:: Data extract ::

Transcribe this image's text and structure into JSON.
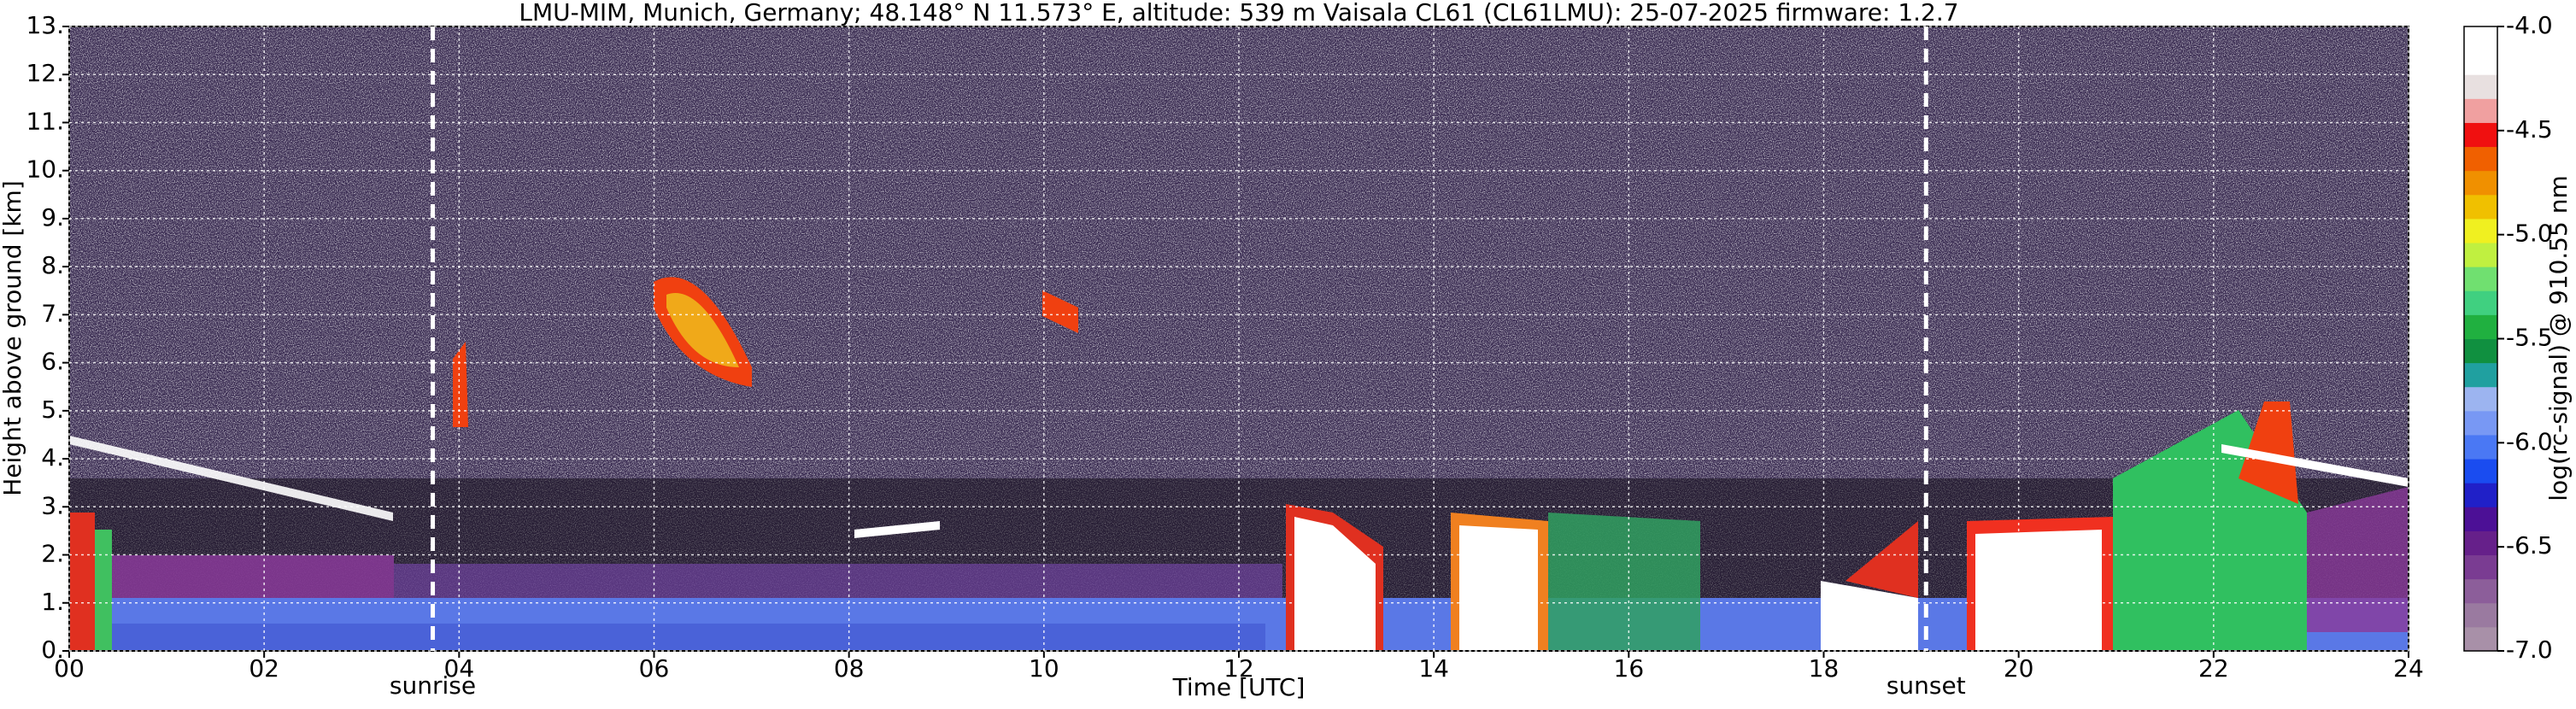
{
  "chart_data": {
    "type": "heatmap",
    "title": "LMU-MIM, Munich, Germany; 48.148° N 11.573° E, altitude: 539 m    Vaisala CL61 (CL61LMU): 25-07-2025    firmware: 1.2.7",
    "x_label": "Time [UTC]",
    "y_label": "Height above ground [km]",
    "xlim": [
      0,
      24
    ],
    "xticks": [
      {
        "value": 0,
        "label": "00"
      },
      {
        "value": 2,
        "label": "02"
      },
      {
        "value": 4,
        "label": "04"
      },
      {
        "value": 6,
        "label": "06"
      },
      {
        "value": 8,
        "label": "08"
      },
      10,
      12,
      14,
      16,
      18,
      20,
      22,
      24
    ],
    "ylim": [
      0,
      13
    ],
    "yticks": [
      {
        "value": 0,
        "label": "0."
      },
      {
        "value": 1,
        "label": "1."
      },
      {
        "value": 2,
        "label": "2."
      },
      {
        "value": 3,
        "label": "3."
      },
      {
        "value": 4,
        "label": "4."
      },
      {
        "value": 5,
        "label": "5."
      },
      {
        "value": 6,
        "label": "6."
      },
      {
        "value": 7,
        "label": "7."
      },
      {
        "value": 8,
        "label": "8."
      },
      {
        "value": 9,
        "label": "9."
      },
      {
        "value": 10,
        "label": "10."
      },
      {
        "value": 11,
        "label": "11."
      },
      {
        "value": 12,
        "label": "12."
      },
      {
        "value": 13,
        "label": "13."
      }
    ],
    "grid": true,
    "annotations": [
      {
        "text": "sunrise",
        "x": 3.73
      },
      {
        "text": "sunset",
        "x": 19.05
      }
    ],
    "colorbar": {
      "label": "log(rc-signal) @ 910.55 nm",
      "lim": [
        -7.0,
        -4.0
      ],
      "ticks": [
        {
          "value": -7.0,
          "label": "-7.0"
        },
        -6.5,
        {
          "value": -6.0,
          "label": "-6.0"
        },
        -5.5,
        {
          "value": -5.0,
          "label": "-5.0"
        },
        -4.5,
        {
          "value": -4.0,
          "label": "-4.0"
        }
      ],
      "colors": [
        "#a890a8",
        "#9a7aa0",
        "#8c5e9a",
        "#7a3c92",
        "#66208a",
        "#4c1096",
        "#2020c8",
        "#1a4cf0",
        "#4a78f4",
        "#7898f4",
        "#9cb4f0",
        "#20a0a0",
        "#109040",
        "#20b040",
        "#40d080",
        "#70e070",
        "#c0f040",
        "#f0f020",
        "#f0c000",
        "#f09000",
        "#f06000",
        "#f01010",
        "#f0a0a0",
        "#e8e0e0",
        "#ffffff",
        "#ffffff"
      ]
    }
  }
}
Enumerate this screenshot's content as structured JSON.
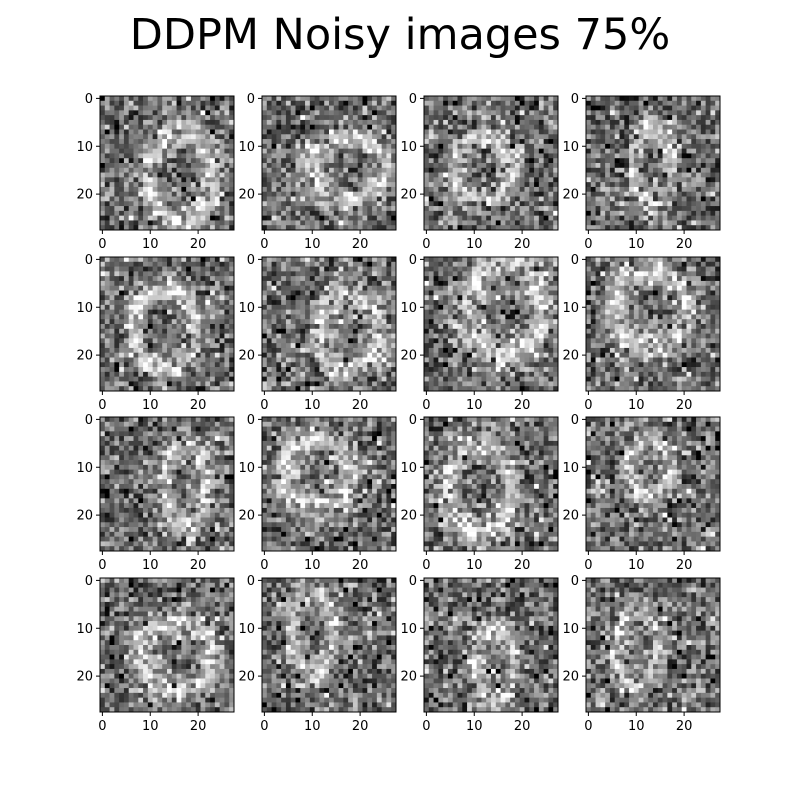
{
  "chart_data": {
    "type": "heatmap",
    "title": "DDPM Noisy images 75%",
    "grid": {
      "rows": 4,
      "cols": 4
    },
    "image_size": [
      28,
      28
    ],
    "colormap": "gray",
    "axes": {
      "x_ticks": [
        0,
        10,
        20
      ],
      "y_ticks": [
        0,
        10,
        20
      ],
      "xlim": [
        -0.5,
        27.5
      ],
      "ylim": [
        27.5,
        -0.5
      ],
      "grid": false
    },
    "panels": [
      {
        "row": 0,
        "col": 0
      },
      {
        "row": 0,
        "col": 1
      },
      {
        "row": 0,
        "col": 2
      },
      {
        "row": 0,
        "col": 3
      },
      {
        "row": 1,
        "col": 0
      },
      {
        "row": 1,
        "col": 1
      },
      {
        "row": 1,
        "col": 2
      },
      {
        "row": 1,
        "col": 3
      },
      {
        "row": 2,
        "col": 0
      },
      {
        "row": 2,
        "col": 1
      },
      {
        "row": 2,
        "col": 2
      },
      {
        "row": 2,
        "col": 3
      },
      {
        "row": 3,
        "col": 0
      },
      {
        "row": 3,
        "col": 1
      },
      {
        "row": 3,
        "col": 2
      },
      {
        "row": 3,
        "col": 3
      }
    ]
  }
}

:::

#### [The problem]
Print the full listing exactly, dropping the pictures.

#### [Solution for this exercise]
Transcribe this image's text and structure into JSON.
{
  "chart_data": {
    "type": "heatmap",
    "title": "LMU-MIM, Munich, Germany; 48.148° N 11.573° E, altitude: 539 m    Vaisala CL61 (CL61LMU): 25-07-2025    firmware: 1.2.7",
    "x_label": "Time [UTC]",
    "y_label": "Height above ground [km]",
    "xlim": [
      0,
      24
    ],
    "xticks": [
      {
        "value": 0,
        "label": "00"
      },
      {
        "value": 2,
        "label": "02"
      },
      {
        "value": 4,
        "label": "04"
      },
      {
        "value": 6,
        "label": "06"
      },
      {
        "value": 8,
        "label": "08"
      },
      10,
      12,
      14,
      16,
      18,
      20,
      22,
      24
    ],
    "ylim": [
      0,
      13
    ],
    "yticks": [
      {
        "value": 0,
        "label": "0."
      },
      {
        "value": 1,
        "label": "1."
      },
      {
        "value": 2,
        "label": "2."
      },
      {
        "value": 3,
        "label": "3."
      },
      {
        "value": 4,
        "label": "4."
      },
      {
        "value": 5,
        "label": "5."
      },
      {
        "value": 6,
        "label": "6."
      },
      {
        "value": 7,
        "label": "7."
      },
      {
        "value": 8,
        "label": "8."
      },
      {
        "value": 9,
        "label": "9."
      },
      {
        "value": 10,
        "label": "10."
      },
      {
        "value": 11,
        "label": "11."
      },
      {
        "value": 12,
        "label": "12."
      },
      {
        "value": 13,
        "label": "13."
      }
    ],
    "grid": true,
    "annotations": [
      {
        "text": "sunrise",
        "x": 3.73
      },
      {
        "text": "sunset",
        "x": 19.05
      }
    ],
    "colorbar": {
      "label": "log(rc-signal) @ 910.55 nm",
      "lim": [
        -7.0,
        -4.0
      ],
      "ticks": [
        {
          "value": -7.0,
          "label": "-7.0"
        },
        -6.5,
        {
          "value": -6.0,
          "label": "-6.0"
        },
        -5.5,
        {
          "value": -5.0,
          "label": "-5.0"
        },
        -4.5,
        {
          "value": -4.0,
          "label": "-4.0"
        }
      ],
      "colors": [
        "#a890a8",
        "#9a7aa0",
        "#8c5e9a",
        "#7a3c92",
        "#66208a",
        "#4c1096",
        "#2020c8",
        "#1a4cf0",
        "#4a78f4",
        "#7898f4",
        "#9cb4f0",
        "#20a0a0",
        "#109040",
        "#20b040",
        "#40d080",
        "#70e070",
        "#c0f040",
        "#f0f020",
        "#f0c000",
        "#f09000",
        "#f06000",
        "#f01010",
        "#f0a0a0",
        "#e8e0e0",
        "#ffffff",
        "#ffffff"
      ]
    }
  }
}
Enumerate this screenshot's content as structured JSON.
{
  "chart_data": {
    "type": "heatmap",
    "title": "DDPM Noisy images 75%",
    "grid": {
      "rows": 4,
      "cols": 4
    },
    "image_size": [
      28,
      28
    ],
    "colormap": "gray",
    "axes": {
      "x_ticks": [
        0,
        10,
        20
      ],
      "y_ticks": [
        0,
        10,
        20
      ],
      "xlim": [
        -0.5,
        27.5
      ],
      "ylim": [
        27.5,
        -0.5
      ],
      "grid": false
    },
    "panels": [
      {
        "row": 0,
        "col": 0
      },
      {
        "row": 0,
        "col": 1
      },
      {
        "row": 0,
        "col": 2
      },
      {
        "row": 0,
        "col": 3
      },
      {
        "row": 1,
        "col": 0
      },
      {
        "row": 1,
        "col": 1
      },
      {
        "row": 1,
        "col": 2
      },
      {
        "row": 1,
        "col": 3
      },
      {
        "row": 2,
        "col": 0
      },
      {
        "row": 2,
        "col": 1
      },
      {
        "row": 2,
        "col": 2
      },
      {
        "row": 2,
        "col": 3
      },
      {
        "row": 3,
        "col": 0
      },
      {
        "row": 3,
        "col": 1
      },
      {
        "row": 3,
        "col": 2
      },
      {
        "row": 3,
        "col": 3
      }
    ]
  }
}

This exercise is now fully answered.